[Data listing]
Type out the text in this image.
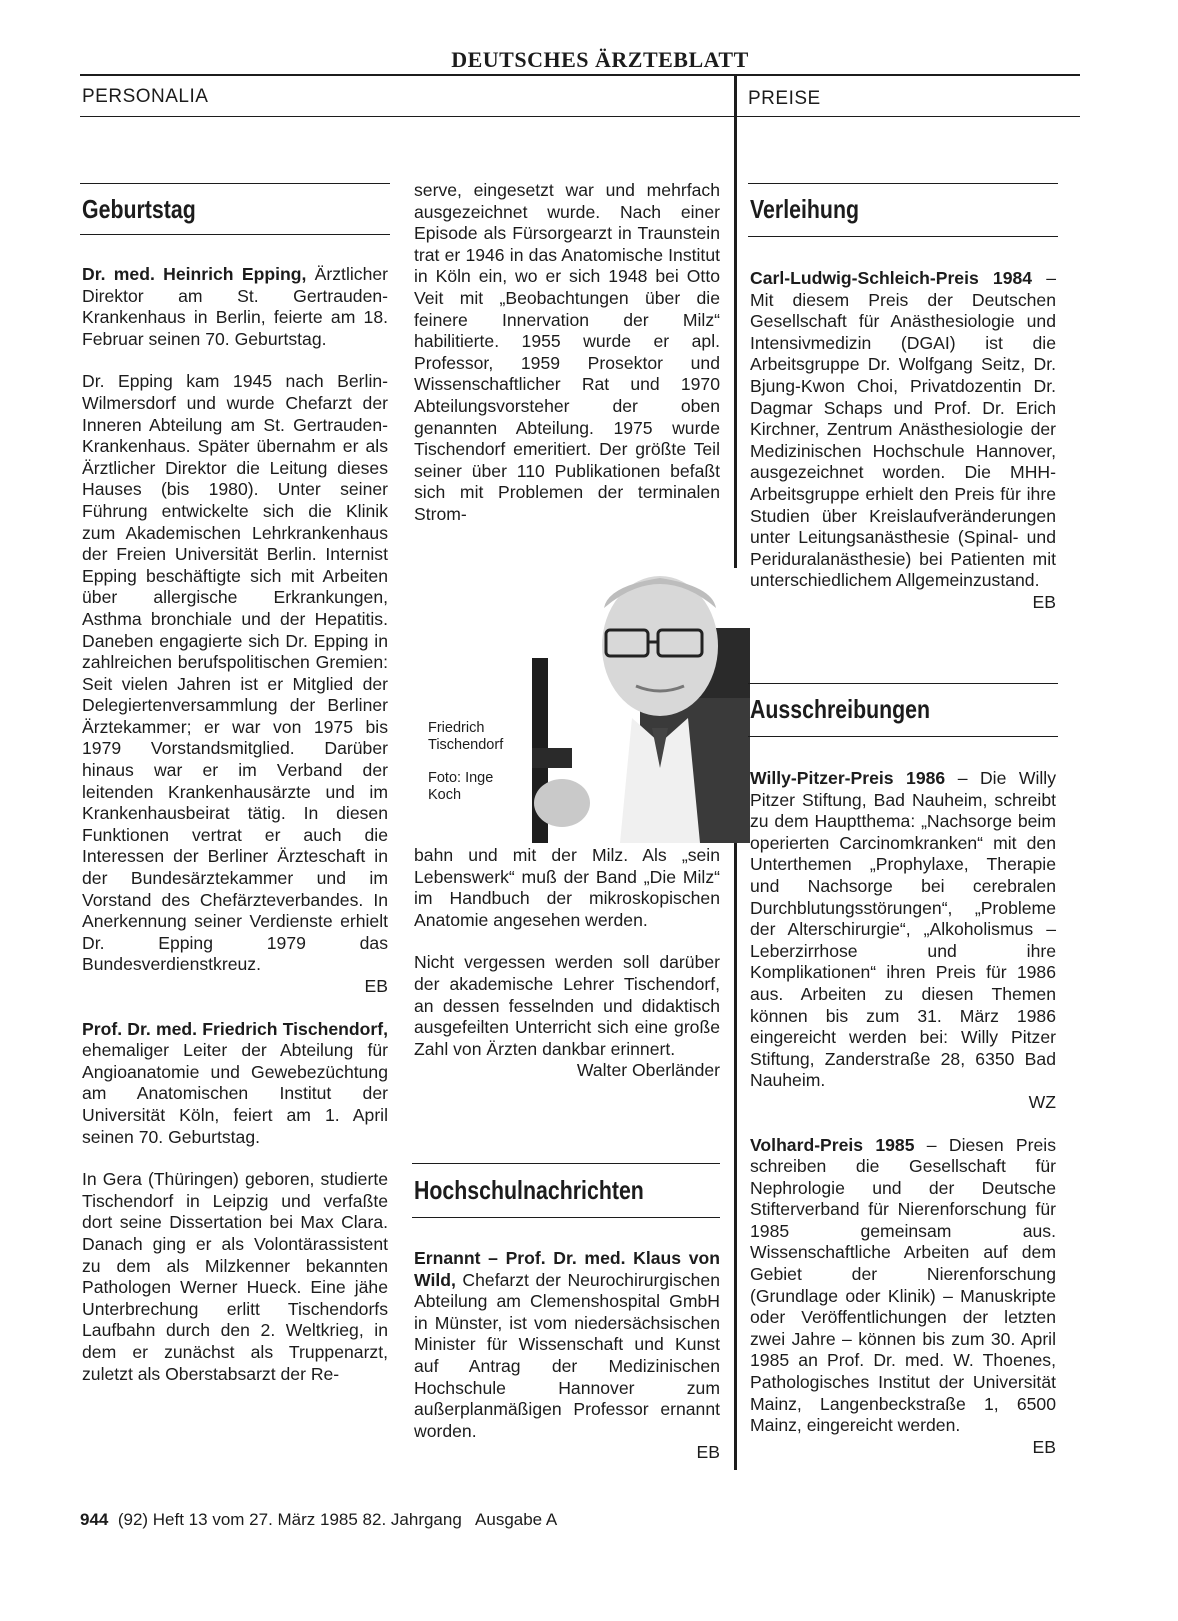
DEUTSCHES ÄRZTEBLATT
PERSONALIA	PREISE
Geburtstag

Dr. med. Heinrich Epping, Ärztlicher Direktor am St. Gertrauden-Krankenhaus in Berlin, feierte am 18. Februar seinen 70. Geburtstag.

Dr. Epping kam 1945 nach Berlin-Wilmersdorf und wurde Chefarzt der Inneren Abteilung am St. Gertrauden-Krankenhaus. Später übernahm er als Ärztlicher Direktor die Leitung dieses Hauses (bis 1980). Unter seiner Führung entwickelte sich die Klinik zum Akademischen Lehrkrankenhaus der Freien Universität Berlin. Internist Epping beschäftigte sich mit Arbeiten über allergische Erkrankungen, Asthma bronchiale und der Hepatitis. Daneben engagierte sich Dr. Epping in zahlreichen berufspolitischen Gremien: Seit vielen Jahren ist er Mitglied der Delegiertenversammlung der Berliner Ärztekammer; er war von 1975 bis 1979 Vorstandsmitglied. Darüber hinaus war er im Verband der leitenden Krankenhausärzte und im Krankenhausbeirat tätig. In diesen Funktionen vertrat er auch die Interessen der Berliner Ärzteschaft in der Bundesärztekammer und im Vorstand des Chefärzteverbandes. In Anerkennung seiner Verdienste erhielt Dr. Epping 1979 das Bundesverdienstkreuz.
EB

Prof. Dr. med. Friedrich Tischendorf, ehemaliger Leiter der Abteilung für Angioanatomie und Gewebezüchtung am Anatomischen Institut der Universität Köln, feiert am 1. April seinen 70. Geburtstag.

In Gera (Thüringen) geboren, studierte Tischendorf in Leipzig und verfaßte dort seine Dissertation bei Max Clara. Danach ging er als Volontärassistent zu dem als Milzkenner bekannten Pathologen Werner Hueck. Eine jähe Unterbrechung erlitt Tischendorfs Laufbahn durch den 2. Weltkrieg, in dem er zunächst als Truppenarzt, zuletzt als Oberstabsarzt der Re-

serve, eingesetzt war und mehrfach ausgezeichnet wurde. Nach einer Episode als Fürsorgearzt in Traunstein trat er 1946 in das Anatomische Institut in Köln ein, wo er sich 1948 bei Otto Veit mit „Beobachtungen über die feinere Innervation der Milz“ habilitierte. 1955 wurde er apl. Professor, 1959 Prosektor und Wissenschaftlicher Rat und 1970 Abteilungsvorsteher der oben genannten Abteilung. 1975 wurde Tischendorf emeritiert. Der größte Teil seiner über 110 Publikationen befaßt sich mit Problemen der terminalen Strom-

Friedrich Tischendorf
Foto: Inge Koch

bahn und mit der Milz. Als „sein Lebenswerk“ muß der Band „Die Milz“ im Handbuch der mikroskopischen Anatomie angesehen werden.

Nicht vergessen werden soll darüber der akademische Lehrer Tischendorf, an dessen fesselnden und didaktisch ausgefeilten Unterricht sich eine große Zahl von Ärzten dankbar erinnert.
Walter Oberländer

Hochschulnachrichten

Ernannt – Prof. Dr. med. Klaus von Wild, Chefarzt der Neurochirurgischen Abteilung am Clemenshospital GmbH in Münster, ist vom niedersächsischen Minister für Wissenschaft und Kunst auf Antrag der Medizinischen Hochschule Hannover zum außerplanmäßigen Professor ernannt worden.
EB

Verleihung

Carl-Ludwig-Schleich-Preis 1984 – Mit diesem Preis der Deutschen Gesellschaft für Anästhesiologie und Intensivmedizin (DGAI) ist die Arbeitsgruppe Dr. Wolfgang Seitz, Dr. Bjung-Kwon Choi, Privatdozentin Dr. Dagmar Schaps und Prof. Dr. Erich Kirchner, Zentrum Anästhesiologie der Medizinischen Hochschule Hannover, ausgezeichnet worden. Die MHH-Arbeitsgruppe erhielt den Preis für ihre Studien über Kreislaufveränderungen unter Leitungsanästhesie (Spinal- und Periduralanästhesie) bei Patienten mit unterschiedlichem Allgemeinzustand.
EB

Ausschreibungen

Willy-Pitzer-Preis 1986 – Die Willy Pitzer Stiftung, Bad Nauheim, schreibt zu dem Hauptthema: „Nachsorge beim operierten Carcinomkranken“ mit den Unterthemen „Prophylaxe, Therapie und Nachsorge bei cerebralen Durchblutungsstörungen“, „Probleme der Alterschirurgie“, „Alkoholismus – Leberzirrhose und ihre Komplikationen“ ihren Preis für 1986 aus. Arbeiten zu diesen Themen können bis zum 31. März 1986 eingereicht werden bei: Willy Pitzer Stiftung, Zanderstraße 28, 6350 Bad Nauheim.
WZ

Volhard-Preis 1985 – Diesen Preis schreiben die Gesellschaft für Nephrologie und der Deutsche Stifterverband für Nierenforschung für 1985 gemeinsam aus. Wissenschaftliche Arbeiten auf dem Gebiet der Nierenforschung (Grundlage oder Klinik) – Manuskripte oder Veröffentlichungen der letzten zwei Jahre – können bis zum 30. April 1985 an Prof. Dr. med. W. Thoenes, Pathologisches Institut der Universität Mainz, Langenbeckstraße 1, 6500 Mainz, eingereicht werden.
EB

944 (92) Heft 13 vom 27. März 1985 82. Jahrgang   Ausgabe A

# WORK TO COMPLETE:
Look above for every line with the word "Friedrich" and copy it.

# COMPLETE RESPONSE:
Prof. Dr. med. Friedrich Tischendorf, ehemaliger Leiter der Abteilung für Angioanatomie und Gewebezüchtung am Anatomischen Institut der Universität Köln, feiert am 1. April seinen 70. Geburtstag.
Friedrich Tischendorf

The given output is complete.